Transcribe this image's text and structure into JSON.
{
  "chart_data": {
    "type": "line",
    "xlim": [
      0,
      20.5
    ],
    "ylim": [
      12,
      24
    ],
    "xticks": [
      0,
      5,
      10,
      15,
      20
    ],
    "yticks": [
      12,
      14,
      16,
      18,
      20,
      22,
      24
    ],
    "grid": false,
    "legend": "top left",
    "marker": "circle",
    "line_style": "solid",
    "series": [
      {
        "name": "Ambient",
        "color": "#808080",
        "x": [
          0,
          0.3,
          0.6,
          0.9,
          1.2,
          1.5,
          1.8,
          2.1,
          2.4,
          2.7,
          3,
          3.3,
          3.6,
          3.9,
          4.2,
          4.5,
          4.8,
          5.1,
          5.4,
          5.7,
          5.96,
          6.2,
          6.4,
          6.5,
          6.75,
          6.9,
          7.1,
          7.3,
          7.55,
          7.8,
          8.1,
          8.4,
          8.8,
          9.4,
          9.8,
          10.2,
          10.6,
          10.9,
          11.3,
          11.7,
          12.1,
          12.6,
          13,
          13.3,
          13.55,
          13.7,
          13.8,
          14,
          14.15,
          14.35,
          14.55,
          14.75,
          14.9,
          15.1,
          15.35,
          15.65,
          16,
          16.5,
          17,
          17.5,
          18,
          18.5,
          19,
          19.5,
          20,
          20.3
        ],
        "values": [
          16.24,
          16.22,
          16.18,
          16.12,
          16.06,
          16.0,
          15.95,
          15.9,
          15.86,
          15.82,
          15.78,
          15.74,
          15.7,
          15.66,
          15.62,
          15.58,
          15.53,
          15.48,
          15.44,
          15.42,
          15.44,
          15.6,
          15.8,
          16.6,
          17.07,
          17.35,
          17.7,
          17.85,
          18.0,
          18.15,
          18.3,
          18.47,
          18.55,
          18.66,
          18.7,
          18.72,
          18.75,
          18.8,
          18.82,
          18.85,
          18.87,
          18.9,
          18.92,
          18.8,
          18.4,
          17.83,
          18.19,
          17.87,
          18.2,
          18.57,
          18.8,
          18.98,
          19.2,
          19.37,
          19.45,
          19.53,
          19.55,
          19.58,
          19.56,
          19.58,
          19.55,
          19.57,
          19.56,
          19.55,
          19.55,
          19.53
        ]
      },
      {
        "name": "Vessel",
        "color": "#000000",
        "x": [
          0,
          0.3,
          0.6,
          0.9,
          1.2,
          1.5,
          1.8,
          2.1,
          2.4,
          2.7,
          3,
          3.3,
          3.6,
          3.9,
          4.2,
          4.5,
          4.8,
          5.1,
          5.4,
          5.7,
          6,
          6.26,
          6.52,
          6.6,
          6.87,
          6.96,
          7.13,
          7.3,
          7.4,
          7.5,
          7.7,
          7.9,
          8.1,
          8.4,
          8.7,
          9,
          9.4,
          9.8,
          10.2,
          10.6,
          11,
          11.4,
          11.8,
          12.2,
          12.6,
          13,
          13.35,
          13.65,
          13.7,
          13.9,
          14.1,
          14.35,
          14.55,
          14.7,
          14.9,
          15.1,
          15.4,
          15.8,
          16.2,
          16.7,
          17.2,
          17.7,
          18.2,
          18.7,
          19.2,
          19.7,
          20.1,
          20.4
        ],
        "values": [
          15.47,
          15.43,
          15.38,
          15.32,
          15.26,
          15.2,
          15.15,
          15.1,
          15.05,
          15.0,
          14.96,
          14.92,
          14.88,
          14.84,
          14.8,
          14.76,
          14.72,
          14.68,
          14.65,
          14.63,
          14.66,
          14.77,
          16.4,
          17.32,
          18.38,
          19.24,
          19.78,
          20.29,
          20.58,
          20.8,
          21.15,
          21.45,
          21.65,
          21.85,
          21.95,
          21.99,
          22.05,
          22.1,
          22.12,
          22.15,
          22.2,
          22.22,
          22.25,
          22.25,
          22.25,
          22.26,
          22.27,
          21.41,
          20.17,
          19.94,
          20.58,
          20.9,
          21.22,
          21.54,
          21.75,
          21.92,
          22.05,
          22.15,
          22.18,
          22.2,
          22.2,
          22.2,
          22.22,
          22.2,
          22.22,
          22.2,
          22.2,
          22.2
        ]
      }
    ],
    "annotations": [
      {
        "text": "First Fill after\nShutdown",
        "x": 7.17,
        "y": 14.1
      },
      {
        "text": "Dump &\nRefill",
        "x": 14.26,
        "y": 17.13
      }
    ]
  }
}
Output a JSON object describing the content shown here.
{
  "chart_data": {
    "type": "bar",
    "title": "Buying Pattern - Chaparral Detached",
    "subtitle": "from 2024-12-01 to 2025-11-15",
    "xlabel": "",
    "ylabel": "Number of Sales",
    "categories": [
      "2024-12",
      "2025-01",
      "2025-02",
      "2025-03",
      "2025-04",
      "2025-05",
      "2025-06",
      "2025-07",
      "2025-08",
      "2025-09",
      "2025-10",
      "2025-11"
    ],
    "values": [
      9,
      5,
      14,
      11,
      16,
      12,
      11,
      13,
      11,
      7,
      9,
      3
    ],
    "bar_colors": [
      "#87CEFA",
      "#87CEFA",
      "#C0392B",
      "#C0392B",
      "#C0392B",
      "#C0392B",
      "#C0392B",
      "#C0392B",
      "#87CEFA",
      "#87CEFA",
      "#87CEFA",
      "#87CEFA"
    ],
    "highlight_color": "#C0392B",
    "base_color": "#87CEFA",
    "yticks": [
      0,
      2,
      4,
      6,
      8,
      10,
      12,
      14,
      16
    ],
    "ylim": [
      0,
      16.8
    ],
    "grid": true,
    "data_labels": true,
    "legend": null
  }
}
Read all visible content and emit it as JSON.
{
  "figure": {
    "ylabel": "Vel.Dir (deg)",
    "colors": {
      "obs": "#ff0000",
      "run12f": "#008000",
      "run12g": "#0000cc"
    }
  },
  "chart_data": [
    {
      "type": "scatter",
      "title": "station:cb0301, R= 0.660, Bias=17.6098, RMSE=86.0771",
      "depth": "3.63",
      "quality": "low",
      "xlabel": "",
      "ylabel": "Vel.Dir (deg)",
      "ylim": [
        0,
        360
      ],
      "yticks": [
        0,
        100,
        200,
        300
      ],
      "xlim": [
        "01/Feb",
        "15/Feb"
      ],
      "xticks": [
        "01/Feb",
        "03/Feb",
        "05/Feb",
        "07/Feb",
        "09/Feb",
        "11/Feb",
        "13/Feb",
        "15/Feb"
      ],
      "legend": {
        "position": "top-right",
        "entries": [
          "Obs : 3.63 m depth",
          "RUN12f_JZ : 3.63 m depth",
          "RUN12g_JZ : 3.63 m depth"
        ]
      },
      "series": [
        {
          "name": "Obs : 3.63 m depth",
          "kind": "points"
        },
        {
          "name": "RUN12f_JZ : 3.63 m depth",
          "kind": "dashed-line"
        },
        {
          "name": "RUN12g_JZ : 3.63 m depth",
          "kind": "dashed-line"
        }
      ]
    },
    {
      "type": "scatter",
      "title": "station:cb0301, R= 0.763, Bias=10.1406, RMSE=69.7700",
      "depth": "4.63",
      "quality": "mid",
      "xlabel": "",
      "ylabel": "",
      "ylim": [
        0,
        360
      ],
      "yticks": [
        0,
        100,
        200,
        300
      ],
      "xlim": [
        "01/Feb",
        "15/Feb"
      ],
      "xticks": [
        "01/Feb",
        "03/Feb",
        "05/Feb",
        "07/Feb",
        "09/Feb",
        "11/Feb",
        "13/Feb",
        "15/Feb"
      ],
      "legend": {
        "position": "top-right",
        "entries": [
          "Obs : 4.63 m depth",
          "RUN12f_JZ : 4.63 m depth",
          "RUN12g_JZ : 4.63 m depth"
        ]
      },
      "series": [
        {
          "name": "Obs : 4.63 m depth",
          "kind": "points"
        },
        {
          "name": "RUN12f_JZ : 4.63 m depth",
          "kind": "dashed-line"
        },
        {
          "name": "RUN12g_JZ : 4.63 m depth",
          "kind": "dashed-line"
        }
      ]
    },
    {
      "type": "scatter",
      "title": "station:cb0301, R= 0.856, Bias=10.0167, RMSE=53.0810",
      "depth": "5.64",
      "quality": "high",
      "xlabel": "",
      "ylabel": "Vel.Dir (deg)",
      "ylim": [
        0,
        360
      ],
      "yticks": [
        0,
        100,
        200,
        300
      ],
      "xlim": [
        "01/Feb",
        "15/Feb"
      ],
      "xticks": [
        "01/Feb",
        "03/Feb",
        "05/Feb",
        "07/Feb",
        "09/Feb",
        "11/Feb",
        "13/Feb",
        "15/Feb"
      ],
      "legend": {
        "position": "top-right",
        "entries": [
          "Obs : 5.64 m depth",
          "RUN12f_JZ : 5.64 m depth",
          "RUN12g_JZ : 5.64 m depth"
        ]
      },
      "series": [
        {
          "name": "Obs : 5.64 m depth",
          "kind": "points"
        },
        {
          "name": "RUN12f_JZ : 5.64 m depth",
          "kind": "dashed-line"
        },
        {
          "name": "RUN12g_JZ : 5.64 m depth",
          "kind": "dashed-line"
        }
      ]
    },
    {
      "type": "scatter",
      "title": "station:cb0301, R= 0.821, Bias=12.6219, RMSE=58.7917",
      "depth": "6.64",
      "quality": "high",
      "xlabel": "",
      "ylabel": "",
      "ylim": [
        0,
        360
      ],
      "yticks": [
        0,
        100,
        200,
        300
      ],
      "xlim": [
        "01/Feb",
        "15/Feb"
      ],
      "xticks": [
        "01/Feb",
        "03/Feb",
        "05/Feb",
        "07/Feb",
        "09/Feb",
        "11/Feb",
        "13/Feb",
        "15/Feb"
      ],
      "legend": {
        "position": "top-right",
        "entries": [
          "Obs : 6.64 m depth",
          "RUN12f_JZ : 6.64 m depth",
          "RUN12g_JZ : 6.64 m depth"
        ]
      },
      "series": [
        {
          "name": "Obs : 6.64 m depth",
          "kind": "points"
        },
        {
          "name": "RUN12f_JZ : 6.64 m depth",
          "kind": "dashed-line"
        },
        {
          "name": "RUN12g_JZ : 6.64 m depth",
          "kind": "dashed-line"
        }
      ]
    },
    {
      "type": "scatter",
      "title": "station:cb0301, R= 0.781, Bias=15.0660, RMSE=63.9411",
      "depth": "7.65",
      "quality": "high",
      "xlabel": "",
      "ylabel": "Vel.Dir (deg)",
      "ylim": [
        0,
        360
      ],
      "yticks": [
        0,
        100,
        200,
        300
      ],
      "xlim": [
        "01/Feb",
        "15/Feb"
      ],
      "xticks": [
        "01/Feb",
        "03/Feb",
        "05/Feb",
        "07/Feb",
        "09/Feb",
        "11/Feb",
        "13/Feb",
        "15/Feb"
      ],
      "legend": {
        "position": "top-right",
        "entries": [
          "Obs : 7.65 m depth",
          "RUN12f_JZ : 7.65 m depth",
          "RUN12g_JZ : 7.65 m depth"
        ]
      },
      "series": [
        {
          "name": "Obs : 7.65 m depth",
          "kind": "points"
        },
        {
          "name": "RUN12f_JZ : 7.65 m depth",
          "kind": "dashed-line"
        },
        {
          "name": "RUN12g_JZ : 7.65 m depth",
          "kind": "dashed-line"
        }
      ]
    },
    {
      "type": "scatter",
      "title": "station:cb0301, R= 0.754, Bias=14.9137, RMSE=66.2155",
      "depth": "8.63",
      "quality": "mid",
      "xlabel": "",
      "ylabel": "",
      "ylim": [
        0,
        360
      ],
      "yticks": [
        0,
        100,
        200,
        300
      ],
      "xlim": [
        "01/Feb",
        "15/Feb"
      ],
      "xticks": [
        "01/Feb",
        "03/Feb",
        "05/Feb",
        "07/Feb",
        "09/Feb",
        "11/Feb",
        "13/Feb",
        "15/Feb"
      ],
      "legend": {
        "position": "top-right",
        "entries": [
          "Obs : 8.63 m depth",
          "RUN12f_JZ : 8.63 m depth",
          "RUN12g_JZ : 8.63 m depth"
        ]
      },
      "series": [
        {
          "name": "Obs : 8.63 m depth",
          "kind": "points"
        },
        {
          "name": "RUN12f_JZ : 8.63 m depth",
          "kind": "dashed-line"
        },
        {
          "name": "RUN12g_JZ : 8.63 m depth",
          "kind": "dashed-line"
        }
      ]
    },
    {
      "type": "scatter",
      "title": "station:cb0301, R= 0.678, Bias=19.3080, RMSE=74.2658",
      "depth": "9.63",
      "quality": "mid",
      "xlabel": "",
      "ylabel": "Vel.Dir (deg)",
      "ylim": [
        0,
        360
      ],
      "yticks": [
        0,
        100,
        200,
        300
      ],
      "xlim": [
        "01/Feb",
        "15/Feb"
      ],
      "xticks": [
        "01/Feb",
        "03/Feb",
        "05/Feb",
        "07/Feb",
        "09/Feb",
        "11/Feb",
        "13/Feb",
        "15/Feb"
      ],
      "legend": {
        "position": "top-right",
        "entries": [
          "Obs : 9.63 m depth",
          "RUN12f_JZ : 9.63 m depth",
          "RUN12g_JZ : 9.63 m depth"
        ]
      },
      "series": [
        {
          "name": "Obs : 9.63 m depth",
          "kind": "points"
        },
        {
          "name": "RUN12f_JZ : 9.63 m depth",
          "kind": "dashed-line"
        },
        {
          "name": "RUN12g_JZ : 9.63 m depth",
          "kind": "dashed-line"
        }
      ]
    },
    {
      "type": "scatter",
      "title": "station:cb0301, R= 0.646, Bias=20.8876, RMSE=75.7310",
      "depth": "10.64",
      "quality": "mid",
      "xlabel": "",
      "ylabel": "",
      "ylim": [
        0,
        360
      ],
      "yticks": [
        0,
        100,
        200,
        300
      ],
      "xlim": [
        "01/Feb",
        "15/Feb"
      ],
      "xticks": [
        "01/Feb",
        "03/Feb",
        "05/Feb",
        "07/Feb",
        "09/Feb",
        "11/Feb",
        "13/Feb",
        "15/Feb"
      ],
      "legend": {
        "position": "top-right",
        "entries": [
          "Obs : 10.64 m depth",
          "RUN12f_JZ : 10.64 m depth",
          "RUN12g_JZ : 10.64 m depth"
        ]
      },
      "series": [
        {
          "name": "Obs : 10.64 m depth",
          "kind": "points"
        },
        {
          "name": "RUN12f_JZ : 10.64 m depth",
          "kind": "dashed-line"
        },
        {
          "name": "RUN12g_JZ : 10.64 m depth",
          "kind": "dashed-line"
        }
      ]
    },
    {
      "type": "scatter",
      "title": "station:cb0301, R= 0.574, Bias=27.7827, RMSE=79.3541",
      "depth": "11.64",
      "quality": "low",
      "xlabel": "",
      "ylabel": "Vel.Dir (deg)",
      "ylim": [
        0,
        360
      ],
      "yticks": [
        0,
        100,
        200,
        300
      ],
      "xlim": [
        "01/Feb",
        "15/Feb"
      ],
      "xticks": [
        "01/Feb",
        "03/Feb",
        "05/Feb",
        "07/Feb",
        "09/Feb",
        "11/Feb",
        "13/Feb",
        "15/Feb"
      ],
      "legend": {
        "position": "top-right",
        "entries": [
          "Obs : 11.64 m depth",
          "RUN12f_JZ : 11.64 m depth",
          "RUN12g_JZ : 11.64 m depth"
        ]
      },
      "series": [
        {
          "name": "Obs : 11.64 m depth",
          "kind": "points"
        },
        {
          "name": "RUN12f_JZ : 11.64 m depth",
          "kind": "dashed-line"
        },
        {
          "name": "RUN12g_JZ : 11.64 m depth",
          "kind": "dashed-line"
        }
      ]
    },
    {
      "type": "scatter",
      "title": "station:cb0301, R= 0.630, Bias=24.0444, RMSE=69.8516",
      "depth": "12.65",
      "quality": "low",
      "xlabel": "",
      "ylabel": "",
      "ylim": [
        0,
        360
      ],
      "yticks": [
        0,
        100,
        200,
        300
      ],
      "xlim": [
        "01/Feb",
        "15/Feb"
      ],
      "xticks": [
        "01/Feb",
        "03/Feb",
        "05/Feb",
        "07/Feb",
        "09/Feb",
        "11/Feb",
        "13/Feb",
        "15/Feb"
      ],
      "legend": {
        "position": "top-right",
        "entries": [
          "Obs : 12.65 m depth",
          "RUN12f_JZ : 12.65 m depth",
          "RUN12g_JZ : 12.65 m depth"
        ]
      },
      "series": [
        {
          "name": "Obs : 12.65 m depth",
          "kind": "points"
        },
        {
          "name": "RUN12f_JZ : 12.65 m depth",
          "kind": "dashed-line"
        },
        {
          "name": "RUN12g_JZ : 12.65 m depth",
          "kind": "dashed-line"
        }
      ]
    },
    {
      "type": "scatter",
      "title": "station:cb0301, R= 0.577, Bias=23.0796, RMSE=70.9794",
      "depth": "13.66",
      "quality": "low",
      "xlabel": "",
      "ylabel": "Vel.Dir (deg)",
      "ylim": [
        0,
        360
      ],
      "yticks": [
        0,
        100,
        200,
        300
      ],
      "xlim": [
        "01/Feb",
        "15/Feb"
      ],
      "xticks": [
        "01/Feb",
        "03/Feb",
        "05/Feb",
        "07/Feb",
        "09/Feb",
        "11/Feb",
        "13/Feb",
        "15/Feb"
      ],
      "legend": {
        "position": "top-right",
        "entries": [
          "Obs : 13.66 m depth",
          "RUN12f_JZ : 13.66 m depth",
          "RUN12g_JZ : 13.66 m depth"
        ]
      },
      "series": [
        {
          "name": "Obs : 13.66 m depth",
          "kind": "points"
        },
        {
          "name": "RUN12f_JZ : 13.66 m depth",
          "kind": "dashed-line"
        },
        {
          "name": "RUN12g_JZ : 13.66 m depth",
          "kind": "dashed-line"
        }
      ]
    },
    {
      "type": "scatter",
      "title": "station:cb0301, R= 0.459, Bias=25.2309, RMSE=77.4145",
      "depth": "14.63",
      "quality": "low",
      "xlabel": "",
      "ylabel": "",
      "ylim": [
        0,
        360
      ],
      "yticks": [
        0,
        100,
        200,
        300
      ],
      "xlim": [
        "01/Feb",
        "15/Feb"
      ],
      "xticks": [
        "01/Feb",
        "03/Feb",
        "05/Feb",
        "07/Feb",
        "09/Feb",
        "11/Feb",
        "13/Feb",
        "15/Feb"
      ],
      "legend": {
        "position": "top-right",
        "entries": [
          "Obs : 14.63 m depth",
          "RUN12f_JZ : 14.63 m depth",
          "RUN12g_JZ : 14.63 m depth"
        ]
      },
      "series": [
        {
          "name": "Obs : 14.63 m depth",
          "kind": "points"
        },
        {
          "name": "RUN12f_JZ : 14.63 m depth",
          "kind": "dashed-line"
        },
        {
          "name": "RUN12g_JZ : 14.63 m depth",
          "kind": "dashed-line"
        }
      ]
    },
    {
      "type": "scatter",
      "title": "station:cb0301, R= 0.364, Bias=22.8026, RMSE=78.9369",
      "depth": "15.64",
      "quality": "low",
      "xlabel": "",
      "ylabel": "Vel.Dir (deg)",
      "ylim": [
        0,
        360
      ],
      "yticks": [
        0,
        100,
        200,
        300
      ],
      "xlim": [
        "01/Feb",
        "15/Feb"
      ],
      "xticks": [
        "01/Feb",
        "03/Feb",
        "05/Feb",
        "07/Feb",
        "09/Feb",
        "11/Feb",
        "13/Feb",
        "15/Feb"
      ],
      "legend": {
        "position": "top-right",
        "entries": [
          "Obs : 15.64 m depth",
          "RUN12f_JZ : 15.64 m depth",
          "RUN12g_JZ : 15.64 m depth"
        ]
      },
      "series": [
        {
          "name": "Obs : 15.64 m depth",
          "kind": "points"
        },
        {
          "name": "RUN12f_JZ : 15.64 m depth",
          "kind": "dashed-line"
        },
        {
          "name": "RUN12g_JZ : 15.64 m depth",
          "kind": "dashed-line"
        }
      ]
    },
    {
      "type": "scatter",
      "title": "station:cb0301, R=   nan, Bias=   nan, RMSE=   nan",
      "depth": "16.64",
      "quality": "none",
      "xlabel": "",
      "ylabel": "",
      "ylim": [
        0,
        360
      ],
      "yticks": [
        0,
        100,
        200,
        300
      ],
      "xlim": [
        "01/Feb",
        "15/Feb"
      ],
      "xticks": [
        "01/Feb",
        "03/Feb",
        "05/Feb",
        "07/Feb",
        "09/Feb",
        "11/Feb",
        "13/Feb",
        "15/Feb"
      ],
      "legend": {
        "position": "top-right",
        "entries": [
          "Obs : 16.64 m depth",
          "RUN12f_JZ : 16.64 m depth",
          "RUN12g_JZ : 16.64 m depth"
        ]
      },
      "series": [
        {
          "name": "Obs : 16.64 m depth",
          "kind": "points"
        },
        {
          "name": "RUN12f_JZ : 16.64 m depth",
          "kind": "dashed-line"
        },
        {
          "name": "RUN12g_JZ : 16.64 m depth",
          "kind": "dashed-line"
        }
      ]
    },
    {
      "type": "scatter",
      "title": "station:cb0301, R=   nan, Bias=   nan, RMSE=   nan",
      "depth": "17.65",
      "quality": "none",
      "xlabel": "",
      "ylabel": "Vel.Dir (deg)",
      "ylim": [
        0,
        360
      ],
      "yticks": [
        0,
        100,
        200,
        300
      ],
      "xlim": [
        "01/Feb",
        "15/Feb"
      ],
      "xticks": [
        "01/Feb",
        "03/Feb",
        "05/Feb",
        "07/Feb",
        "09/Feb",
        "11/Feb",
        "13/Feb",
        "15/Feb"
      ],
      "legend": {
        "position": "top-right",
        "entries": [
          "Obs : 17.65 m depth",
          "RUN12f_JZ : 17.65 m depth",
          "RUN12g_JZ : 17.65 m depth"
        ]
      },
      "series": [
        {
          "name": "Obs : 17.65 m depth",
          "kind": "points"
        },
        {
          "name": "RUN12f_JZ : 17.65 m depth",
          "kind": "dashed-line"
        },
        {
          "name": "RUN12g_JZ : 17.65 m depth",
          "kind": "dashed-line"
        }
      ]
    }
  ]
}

Aim ▸ Select and copy every line of the listing with the word "JSON".

Expected output ▸
Transcribe this image's text and structure into JSON.
Output a JSON object describing the content shown here.
Read all visible content and emit it as JSON.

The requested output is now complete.